[Data extract]:

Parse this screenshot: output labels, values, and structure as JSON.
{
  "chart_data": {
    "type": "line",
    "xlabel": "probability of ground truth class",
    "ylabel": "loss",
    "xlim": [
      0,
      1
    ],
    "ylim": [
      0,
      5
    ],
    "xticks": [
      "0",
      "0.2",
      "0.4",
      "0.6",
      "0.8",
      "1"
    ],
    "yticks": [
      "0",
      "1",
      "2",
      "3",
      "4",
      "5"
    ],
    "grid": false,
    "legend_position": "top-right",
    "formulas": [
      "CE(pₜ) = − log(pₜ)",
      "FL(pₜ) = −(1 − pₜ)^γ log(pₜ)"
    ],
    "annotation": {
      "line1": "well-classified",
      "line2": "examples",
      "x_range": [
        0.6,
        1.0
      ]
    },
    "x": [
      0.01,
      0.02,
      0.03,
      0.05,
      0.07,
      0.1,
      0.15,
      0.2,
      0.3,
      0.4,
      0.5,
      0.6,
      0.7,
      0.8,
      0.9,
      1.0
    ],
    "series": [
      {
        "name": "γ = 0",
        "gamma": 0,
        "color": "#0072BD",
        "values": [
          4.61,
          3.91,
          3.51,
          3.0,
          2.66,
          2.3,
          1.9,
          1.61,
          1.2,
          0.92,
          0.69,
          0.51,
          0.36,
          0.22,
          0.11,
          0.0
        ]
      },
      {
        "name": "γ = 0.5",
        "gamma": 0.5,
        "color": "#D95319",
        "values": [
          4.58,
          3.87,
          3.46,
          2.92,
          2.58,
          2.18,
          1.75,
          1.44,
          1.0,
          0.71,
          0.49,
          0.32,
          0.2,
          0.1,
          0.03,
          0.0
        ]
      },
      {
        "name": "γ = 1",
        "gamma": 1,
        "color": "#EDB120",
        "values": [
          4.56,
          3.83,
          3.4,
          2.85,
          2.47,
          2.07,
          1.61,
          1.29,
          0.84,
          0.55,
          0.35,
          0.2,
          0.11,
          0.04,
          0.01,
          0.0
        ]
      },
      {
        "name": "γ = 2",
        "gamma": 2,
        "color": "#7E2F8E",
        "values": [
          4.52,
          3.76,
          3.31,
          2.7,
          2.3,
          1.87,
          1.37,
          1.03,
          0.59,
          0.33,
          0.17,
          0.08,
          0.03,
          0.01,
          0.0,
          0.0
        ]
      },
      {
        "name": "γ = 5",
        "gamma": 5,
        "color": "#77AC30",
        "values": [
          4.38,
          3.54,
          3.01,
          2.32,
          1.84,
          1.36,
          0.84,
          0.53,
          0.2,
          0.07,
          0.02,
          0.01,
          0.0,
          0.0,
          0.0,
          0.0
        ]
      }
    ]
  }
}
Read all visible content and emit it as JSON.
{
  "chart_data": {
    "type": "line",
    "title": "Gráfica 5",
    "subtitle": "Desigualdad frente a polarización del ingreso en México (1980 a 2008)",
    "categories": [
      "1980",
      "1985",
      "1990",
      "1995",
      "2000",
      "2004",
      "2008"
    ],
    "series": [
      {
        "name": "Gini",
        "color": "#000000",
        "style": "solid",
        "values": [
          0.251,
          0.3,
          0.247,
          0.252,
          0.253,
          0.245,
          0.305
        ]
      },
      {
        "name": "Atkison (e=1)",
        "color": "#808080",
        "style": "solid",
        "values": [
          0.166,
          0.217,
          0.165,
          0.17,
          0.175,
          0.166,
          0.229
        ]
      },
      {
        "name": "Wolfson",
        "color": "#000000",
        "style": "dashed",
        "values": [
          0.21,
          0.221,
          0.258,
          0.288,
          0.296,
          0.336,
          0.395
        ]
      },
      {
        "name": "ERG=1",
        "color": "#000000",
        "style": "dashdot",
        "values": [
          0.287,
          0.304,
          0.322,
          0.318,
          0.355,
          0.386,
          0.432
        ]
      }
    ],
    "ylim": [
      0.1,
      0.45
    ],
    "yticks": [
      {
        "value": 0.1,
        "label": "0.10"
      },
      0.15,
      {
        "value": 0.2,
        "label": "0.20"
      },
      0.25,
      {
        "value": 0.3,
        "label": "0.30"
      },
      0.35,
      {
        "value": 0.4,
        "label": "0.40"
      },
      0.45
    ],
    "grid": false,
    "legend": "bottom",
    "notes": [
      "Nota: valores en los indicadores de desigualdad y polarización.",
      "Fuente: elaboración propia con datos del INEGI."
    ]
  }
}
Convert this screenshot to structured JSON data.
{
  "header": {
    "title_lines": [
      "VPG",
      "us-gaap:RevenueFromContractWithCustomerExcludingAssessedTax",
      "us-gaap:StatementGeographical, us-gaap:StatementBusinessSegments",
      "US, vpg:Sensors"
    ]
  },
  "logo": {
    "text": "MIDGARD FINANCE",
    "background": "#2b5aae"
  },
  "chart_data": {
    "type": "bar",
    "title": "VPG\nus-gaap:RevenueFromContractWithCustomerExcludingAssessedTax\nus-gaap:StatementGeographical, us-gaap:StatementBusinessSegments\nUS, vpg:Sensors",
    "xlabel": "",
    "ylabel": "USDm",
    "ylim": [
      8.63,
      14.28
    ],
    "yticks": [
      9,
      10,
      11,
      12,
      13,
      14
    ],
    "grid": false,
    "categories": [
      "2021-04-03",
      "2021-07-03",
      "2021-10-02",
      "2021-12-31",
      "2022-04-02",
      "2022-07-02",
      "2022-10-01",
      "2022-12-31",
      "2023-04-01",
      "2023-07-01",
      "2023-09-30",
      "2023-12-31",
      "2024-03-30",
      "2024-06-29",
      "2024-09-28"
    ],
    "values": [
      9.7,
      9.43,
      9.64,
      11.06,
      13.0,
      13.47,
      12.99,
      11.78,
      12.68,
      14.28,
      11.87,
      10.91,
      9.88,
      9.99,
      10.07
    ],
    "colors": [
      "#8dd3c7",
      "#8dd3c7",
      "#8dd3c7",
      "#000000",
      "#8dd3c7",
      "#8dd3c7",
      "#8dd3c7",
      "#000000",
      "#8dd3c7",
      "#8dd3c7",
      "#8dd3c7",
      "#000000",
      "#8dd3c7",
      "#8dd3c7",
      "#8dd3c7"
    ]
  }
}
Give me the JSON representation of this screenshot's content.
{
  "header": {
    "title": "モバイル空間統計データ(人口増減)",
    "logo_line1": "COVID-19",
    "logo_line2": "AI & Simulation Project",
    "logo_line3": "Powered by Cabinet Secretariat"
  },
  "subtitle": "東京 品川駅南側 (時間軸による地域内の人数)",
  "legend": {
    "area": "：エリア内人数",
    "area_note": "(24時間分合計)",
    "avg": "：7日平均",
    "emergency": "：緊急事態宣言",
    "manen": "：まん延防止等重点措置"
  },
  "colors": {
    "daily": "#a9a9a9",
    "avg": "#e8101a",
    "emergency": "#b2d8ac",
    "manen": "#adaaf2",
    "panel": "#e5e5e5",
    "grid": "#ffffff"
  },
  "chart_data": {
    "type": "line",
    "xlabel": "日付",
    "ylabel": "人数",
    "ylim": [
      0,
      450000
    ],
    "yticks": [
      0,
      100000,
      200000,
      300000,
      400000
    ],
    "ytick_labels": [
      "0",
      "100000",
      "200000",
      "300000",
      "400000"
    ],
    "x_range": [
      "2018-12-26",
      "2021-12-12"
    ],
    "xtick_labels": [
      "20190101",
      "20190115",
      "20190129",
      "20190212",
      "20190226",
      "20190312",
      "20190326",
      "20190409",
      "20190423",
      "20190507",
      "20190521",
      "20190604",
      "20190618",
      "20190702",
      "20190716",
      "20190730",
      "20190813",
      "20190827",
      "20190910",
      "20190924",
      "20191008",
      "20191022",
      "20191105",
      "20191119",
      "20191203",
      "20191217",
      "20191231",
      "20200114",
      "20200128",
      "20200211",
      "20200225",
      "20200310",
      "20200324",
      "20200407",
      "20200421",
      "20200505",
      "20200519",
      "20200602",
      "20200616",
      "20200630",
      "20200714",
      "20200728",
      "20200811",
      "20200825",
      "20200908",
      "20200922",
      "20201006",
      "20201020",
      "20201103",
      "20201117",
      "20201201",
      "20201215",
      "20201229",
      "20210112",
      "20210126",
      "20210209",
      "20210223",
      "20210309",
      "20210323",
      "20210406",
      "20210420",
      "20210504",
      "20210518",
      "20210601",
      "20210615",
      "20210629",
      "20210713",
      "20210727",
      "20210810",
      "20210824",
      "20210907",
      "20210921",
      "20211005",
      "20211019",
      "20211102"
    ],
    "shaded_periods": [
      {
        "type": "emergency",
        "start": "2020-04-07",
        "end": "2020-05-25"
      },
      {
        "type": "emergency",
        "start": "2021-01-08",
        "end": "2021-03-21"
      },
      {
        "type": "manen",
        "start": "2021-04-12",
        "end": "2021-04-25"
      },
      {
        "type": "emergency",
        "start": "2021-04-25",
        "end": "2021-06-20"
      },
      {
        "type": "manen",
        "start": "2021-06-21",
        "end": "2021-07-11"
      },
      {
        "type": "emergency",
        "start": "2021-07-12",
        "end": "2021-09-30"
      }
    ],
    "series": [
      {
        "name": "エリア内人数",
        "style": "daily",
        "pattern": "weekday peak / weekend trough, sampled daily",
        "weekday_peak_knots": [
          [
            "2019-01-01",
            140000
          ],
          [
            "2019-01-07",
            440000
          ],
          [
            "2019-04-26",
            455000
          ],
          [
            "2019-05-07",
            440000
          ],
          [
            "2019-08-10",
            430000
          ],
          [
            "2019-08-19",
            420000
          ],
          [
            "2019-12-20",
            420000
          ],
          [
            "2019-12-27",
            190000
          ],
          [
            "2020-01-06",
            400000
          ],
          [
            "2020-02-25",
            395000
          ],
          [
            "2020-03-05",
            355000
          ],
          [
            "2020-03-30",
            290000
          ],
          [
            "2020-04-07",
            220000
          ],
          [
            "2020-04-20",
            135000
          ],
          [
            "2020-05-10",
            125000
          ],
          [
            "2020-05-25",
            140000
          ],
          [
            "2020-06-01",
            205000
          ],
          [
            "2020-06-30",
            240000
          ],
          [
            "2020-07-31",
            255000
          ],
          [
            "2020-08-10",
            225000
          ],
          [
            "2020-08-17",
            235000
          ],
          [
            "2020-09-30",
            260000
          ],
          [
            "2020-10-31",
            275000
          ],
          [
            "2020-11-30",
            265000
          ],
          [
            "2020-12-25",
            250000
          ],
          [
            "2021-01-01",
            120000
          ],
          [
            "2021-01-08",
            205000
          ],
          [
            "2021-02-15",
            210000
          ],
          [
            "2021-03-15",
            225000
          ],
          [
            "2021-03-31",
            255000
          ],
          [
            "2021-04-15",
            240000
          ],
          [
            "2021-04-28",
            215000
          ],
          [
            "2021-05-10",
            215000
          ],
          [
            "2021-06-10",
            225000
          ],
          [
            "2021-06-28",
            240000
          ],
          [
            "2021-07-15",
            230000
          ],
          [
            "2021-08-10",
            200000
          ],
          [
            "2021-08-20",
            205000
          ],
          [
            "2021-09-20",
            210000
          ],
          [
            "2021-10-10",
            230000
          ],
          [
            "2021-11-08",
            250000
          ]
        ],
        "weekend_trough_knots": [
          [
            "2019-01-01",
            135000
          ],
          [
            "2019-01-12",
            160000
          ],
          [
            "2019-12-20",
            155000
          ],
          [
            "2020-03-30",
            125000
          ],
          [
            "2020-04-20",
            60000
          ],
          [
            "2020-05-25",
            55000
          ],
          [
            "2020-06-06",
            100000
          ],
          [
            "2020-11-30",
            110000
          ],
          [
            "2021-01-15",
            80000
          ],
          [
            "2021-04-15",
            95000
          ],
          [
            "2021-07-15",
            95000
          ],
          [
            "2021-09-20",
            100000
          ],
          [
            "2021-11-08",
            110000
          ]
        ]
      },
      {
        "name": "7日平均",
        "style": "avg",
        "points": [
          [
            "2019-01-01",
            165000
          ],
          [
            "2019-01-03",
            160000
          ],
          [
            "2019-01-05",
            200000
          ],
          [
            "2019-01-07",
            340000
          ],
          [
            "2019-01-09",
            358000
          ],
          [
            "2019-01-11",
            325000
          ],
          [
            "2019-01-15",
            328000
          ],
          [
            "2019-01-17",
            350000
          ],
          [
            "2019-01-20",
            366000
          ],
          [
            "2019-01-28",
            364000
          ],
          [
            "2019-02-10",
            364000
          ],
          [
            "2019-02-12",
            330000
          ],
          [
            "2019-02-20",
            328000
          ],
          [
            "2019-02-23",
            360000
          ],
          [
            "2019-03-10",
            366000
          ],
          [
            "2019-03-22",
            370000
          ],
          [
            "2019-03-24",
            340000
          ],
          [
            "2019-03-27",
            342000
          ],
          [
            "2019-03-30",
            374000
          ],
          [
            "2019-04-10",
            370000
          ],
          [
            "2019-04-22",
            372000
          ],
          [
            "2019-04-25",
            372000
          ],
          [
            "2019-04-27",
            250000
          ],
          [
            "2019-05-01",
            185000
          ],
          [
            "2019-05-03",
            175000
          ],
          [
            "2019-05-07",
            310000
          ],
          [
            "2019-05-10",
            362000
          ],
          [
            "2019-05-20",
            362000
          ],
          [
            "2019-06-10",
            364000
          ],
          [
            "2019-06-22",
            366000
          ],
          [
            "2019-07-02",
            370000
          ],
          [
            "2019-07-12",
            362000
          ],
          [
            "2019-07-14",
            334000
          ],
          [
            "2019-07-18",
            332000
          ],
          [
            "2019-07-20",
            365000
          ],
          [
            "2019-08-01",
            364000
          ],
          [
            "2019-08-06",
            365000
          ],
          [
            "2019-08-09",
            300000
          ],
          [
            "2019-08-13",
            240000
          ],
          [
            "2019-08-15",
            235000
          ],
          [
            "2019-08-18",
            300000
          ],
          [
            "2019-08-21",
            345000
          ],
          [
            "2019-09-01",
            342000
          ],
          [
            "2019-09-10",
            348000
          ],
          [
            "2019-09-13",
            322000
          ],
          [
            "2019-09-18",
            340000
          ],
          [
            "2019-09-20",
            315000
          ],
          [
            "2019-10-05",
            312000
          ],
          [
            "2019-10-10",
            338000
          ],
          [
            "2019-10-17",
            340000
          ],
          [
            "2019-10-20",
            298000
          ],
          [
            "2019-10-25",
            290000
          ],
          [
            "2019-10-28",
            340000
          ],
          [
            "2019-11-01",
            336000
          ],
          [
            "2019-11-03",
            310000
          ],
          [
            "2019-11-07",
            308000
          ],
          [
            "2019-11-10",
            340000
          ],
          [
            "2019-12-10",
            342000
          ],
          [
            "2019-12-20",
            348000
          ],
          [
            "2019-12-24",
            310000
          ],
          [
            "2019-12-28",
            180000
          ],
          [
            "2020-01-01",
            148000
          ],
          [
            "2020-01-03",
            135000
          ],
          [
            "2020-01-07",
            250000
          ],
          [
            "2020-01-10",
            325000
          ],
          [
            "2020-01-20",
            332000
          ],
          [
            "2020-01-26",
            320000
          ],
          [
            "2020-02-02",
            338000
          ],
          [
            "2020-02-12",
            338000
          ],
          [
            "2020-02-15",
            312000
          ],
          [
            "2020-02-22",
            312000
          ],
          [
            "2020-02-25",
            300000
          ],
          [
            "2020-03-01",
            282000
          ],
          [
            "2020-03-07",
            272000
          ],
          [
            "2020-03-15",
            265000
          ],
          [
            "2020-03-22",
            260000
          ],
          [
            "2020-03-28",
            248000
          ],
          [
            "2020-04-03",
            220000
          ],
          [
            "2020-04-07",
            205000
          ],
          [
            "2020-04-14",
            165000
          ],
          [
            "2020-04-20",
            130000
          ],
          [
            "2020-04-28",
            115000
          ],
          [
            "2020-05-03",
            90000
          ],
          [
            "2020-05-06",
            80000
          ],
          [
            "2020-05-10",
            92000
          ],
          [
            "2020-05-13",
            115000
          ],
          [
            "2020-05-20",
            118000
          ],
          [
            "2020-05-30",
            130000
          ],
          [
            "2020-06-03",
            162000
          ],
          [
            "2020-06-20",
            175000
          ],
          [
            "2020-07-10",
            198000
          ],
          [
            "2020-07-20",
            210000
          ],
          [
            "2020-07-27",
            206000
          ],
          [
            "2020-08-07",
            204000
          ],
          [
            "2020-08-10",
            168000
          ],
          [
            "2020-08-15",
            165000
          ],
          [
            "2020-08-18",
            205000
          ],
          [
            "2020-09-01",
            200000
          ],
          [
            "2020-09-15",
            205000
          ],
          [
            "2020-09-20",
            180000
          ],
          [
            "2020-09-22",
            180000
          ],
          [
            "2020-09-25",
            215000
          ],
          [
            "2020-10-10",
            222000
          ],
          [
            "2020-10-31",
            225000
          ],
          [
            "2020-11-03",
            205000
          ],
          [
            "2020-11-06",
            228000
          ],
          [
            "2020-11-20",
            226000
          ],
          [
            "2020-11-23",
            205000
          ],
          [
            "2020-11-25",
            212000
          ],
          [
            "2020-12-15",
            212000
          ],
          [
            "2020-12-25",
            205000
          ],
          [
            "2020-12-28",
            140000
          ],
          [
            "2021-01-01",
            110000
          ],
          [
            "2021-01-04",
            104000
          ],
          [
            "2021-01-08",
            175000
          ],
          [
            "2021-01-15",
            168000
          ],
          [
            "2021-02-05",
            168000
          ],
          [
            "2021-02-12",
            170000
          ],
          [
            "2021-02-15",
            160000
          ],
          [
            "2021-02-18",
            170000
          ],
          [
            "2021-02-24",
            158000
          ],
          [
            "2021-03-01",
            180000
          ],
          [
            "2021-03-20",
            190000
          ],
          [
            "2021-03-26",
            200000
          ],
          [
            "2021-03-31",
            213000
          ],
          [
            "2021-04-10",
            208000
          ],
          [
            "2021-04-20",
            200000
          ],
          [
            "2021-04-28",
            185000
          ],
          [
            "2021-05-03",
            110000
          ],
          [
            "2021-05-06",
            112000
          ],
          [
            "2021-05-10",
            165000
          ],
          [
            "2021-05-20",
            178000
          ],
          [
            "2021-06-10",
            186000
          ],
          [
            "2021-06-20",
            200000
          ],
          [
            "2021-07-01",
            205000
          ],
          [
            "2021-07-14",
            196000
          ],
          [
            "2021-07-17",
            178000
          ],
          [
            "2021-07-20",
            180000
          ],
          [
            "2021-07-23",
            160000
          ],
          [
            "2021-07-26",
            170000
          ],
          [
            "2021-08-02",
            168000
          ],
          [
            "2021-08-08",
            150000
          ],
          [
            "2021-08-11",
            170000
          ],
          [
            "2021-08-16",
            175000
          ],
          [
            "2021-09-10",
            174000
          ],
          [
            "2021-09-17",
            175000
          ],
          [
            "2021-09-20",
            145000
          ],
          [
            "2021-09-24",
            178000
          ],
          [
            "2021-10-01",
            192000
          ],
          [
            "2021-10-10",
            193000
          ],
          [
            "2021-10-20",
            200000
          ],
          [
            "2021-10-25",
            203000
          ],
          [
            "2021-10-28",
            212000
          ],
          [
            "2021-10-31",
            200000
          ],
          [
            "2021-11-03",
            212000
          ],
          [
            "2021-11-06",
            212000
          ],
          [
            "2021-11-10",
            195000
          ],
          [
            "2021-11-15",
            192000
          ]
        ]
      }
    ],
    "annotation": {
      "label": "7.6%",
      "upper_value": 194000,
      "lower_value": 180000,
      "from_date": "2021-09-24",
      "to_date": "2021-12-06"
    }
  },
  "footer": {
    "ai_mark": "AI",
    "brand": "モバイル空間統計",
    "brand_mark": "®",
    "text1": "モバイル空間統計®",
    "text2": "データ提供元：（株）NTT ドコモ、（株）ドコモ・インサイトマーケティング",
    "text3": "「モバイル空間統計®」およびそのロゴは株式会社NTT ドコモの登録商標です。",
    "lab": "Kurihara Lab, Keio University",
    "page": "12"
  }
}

[Given request]:
Using the material above, report each line where "JSON" occurs.

[Task output]:
Parse this screenshot: output labels, values, and structure as JSON.
Read all visible content and emit it as JSON.
Convert this screenshot to structured JSON data.
Give me the JSON representation of this screenshot's content.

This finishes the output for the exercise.